GIVEN REQUEST >>
Express the data, starting at the beginning and going on through the line that contains "Text: O: O (97, 94, 107, 107)", as a two-column CSV with the columns instruction and response, one row for each piece of text to be answered and its answer, each in a single quoted field with line breaks turned into spaces. Leave the pictures out.

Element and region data
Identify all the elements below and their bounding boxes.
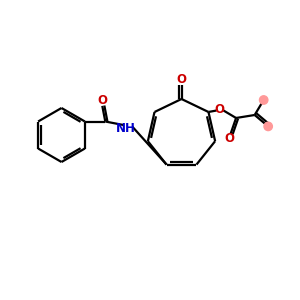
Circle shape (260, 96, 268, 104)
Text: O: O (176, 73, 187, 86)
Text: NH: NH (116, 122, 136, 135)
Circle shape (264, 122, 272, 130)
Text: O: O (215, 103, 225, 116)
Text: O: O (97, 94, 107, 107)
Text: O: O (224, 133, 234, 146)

WRITTEN RESPONSE >>
instruction,response
"Identify all the elements below and their bounding boxes.","Circle shape (260, 96, 268, 104) Text: O: O (176, 73, 187, 86) Text: NH: NH (116, 122, 136, 135) Circle shape (264, 122, 272, 130) Text: O: O (215, 103, 225, 116) Text: O: O (97, 94, 107, 107)"